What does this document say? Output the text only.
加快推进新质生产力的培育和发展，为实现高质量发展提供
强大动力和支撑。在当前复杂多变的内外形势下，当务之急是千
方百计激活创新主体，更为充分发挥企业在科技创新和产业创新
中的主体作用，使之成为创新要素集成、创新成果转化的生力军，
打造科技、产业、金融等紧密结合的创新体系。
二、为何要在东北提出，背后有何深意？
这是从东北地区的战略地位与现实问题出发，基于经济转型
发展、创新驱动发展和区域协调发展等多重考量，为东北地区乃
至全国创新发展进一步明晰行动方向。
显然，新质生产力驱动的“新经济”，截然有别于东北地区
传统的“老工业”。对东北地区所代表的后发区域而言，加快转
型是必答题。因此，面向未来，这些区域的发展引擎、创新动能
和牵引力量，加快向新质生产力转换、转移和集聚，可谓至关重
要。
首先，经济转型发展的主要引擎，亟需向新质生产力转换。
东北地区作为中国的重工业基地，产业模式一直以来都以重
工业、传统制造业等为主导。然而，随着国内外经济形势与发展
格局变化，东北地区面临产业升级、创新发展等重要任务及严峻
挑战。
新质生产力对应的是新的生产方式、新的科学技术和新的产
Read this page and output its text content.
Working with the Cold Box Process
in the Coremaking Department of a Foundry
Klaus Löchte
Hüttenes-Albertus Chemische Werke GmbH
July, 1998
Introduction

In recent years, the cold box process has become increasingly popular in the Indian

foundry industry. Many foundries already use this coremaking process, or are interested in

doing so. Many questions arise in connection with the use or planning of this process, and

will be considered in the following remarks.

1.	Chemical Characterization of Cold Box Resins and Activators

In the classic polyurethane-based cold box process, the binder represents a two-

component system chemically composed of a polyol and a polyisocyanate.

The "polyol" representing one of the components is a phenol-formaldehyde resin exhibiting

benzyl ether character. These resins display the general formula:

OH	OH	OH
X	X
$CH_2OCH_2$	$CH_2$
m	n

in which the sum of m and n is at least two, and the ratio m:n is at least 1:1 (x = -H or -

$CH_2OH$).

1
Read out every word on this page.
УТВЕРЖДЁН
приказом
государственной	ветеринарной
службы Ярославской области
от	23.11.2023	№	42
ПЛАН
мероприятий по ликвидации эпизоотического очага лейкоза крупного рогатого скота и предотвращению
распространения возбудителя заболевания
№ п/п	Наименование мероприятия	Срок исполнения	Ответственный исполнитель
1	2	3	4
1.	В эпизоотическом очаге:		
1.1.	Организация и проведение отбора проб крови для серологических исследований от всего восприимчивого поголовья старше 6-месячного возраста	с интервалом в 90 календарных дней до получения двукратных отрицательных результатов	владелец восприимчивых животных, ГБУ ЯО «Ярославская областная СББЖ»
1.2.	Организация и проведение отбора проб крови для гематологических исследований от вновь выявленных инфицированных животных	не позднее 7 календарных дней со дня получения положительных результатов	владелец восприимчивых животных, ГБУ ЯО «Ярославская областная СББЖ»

## Written task
Using the listing above, return all lines where the word "with" occurs.

## Solution for this task
Working with the Cold Box Process
doing so. Many questions arise in connection with the use or planning of this process, and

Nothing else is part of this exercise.